### Instruction
Repeat every line of the records below word for word, leaving out the pictures.

### Records to use
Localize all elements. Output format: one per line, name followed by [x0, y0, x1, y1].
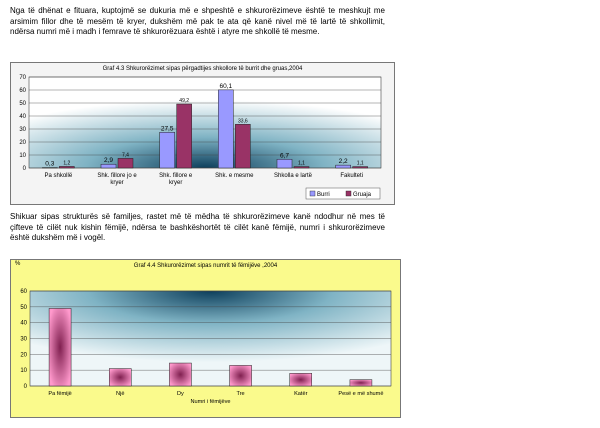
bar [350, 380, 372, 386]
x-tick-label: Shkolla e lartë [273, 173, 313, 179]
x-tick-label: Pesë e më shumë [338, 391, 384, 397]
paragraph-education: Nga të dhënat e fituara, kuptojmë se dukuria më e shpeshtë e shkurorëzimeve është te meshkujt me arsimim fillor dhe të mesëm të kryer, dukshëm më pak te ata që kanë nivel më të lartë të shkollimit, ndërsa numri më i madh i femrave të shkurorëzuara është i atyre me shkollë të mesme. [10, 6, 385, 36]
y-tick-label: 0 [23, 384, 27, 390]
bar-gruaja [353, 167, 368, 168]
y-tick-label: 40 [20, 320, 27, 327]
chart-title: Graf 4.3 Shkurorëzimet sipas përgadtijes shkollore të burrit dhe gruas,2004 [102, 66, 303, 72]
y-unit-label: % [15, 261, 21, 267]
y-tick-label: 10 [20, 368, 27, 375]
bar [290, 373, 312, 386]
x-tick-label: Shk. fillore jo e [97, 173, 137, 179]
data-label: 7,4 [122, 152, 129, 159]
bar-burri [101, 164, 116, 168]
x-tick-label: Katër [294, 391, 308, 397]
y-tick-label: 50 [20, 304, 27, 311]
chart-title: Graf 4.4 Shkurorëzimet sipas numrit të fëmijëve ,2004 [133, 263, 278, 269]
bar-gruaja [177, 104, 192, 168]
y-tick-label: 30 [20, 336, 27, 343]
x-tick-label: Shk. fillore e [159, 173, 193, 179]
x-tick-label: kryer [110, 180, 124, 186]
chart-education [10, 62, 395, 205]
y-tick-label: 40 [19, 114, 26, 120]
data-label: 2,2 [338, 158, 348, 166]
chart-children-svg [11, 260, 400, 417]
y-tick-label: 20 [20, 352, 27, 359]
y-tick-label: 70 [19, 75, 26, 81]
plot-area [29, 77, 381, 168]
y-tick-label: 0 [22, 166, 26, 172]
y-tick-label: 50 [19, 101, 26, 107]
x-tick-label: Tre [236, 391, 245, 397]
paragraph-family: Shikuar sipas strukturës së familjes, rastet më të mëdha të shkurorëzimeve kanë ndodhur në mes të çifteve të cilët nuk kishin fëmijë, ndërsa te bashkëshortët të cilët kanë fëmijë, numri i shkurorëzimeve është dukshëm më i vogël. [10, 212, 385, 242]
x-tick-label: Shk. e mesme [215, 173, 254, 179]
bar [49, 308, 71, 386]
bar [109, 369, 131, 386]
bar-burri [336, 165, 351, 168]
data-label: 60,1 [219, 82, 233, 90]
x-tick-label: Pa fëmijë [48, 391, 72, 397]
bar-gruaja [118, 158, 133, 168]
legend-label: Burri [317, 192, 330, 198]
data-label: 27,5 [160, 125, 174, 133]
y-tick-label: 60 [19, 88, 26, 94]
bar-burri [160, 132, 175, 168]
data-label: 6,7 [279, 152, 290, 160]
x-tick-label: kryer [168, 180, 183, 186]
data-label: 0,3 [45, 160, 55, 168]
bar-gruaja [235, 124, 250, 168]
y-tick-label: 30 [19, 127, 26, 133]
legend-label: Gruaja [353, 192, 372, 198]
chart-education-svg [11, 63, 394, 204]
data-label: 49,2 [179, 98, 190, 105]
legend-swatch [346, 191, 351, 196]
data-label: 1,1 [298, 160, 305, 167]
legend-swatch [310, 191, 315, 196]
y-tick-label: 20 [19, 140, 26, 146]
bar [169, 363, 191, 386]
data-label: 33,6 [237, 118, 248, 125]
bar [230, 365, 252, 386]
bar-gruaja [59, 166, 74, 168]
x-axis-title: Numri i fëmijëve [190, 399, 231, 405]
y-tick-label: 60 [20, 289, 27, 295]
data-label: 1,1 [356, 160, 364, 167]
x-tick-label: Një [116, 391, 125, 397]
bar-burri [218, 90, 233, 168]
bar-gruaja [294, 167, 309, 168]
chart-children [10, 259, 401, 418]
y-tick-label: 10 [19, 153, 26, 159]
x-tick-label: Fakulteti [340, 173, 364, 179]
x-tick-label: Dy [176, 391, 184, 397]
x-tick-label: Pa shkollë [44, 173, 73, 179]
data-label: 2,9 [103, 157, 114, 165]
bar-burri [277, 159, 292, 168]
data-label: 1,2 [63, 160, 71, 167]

### Task response
Localize all elements. Output format: one per line, name followed by [x0, y0, x1, y1].
bar [350, 380, 372, 386]
x-tick-label: Shkolla e lartë [273, 173, 313, 179]
x-tick-label: Pesë e më shumë [338, 391, 384, 397]
paragraph-education: Nga të dhënat e fituara, kuptojmë se dukuria më e shpeshtë e shkurorëzimeve është te meshkujt me arsimim fillor dhe të mesëm të kryer, dukshëm më pak te ata që kanë nivel më të lartë të shkollimit, ndërsa numri më i madh i femrave të shkurorëzuara është i atyre me shkollë të mesme. [10, 6, 385, 36]
y-tick-label: 0 [23, 384, 27, 390]
bar-gruaja [353, 167, 368, 168]
y-tick-label: 40 [20, 320, 27, 327]
chart-title: Graf 4.3 Shkurorëzimet sipas përgadtijes shkollore të burrit dhe gruas,2004 [102, 66, 303, 72]
y-unit-label: % [15, 261, 21, 267]
y-tick-label: 10 [20, 368, 27, 375]
bar [290, 373, 312, 386]
x-tick-label: Shk. fillore jo e [97, 173, 137, 179]
data-label: 7,4 [122, 152, 129, 159]
bar-burri [101, 164, 116, 168]
x-tick-label: Katër [294, 391, 308, 397]
y-tick-label: 50 [20, 304, 27, 311]
chart-title: Graf 4.4 Shkurorëzimet sipas numrit të fëmijëve ,2004 [133, 263, 278, 269]
bar-gruaja [177, 104, 192, 168]
y-tick-label: 30 [20, 336, 27, 343]
x-tick-label: Shk. fillore e [159, 173, 193, 179]
x-tick-label: kryer [110, 180, 124, 186]
chart-education [10, 62, 395, 205]
y-tick-label: 40 [19, 114, 26, 120]
data-label: 2,2 [338, 158, 348, 166]
chart-children-svg [11, 260, 400, 417]
y-tick-label: 20 [20, 352, 27, 359]
y-tick-label: 70 [19, 75, 26, 81]
plot-area [29, 77, 381, 168]
y-tick-label: 0 [22, 166, 26, 172]
y-tick-label: 50 [19, 101, 26, 107]
x-tick-label: Tre [236, 391, 245, 397]
paragraph-family: Shikuar sipas strukturës së familjes, rastet më të mëdha të shkurorëzimeve kanë ndodhur në mes të çifteve të cilët nuk kishin fëmijë, ndërsa te bashkëshortët të cilët kanë fëmijë, numri i shkurorëzimeve është dukshëm më i vogël. [10, 212, 385, 242]
x-tick-label: Shk. e mesme [215, 173, 254, 179]
bar [49, 308, 71, 386]
bar [109, 369, 131, 386]
bar-burri [336, 165, 351, 168]
data-label: 60,1 [219, 82, 233, 90]
x-tick-label: Pa fëmijë [48, 391, 72, 397]
bar-gruaja [118, 158, 133, 168]
legend-label: Burri [317, 192, 330, 198]
data-label: 27,5 [160, 125, 174, 133]
y-tick-label: 60 [19, 88, 26, 94]
bar-burri [160, 132, 175, 168]
data-label: 6,7 [279, 152, 290, 160]
x-tick-label: kryer [168, 180, 183, 186]
data-label: 0,3 [45, 160, 55, 168]
bar-gruaja [235, 124, 250, 168]
y-tick-label: 30 [19, 127, 26, 133]
legend-label: Gruaja [353, 192, 372, 198]
chart-education-svg [11, 63, 394, 204]
data-label: 49,2 [179, 98, 190, 105]
legend-swatch [346, 191, 351, 196]
data-label: 1,1 [298, 160, 305, 167]
legend-swatch [310, 191, 315, 196]
y-tick-label: 20 [19, 140, 26, 146]
bar [169, 363, 191, 386]
data-label: 33,6 [237, 118, 248, 125]
bar [230, 365, 252, 386]
bar-gruaja [59, 166, 74, 168]
x-axis-title: Numri i fëmijëve [190, 399, 231, 405]
y-tick-label: 60 [20, 289, 27, 295]
data-label: 1,1 [356, 160, 364, 167]
x-tick-label: Një [116, 391, 125, 397]
bar-burri [218, 90, 233, 168]
bar-gruaja [294, 167, 309, 168]
chart-children [10, 259, 401, 418]
y-tick-label: 10 [19, 153, 26, 159]
x-tick-label: Fakulteti [340, 173, 364, 179]
x-tick-label: Dy [176, 391, 184, 397]
x-tick-label: Pa shkollë [44, 173, 73, 179]
data-label: 2,9 [103, 157, 114, 165]
bar-burri [277, 159, 292, 168]
data-label: 1,2 [63, 160, 71, 167]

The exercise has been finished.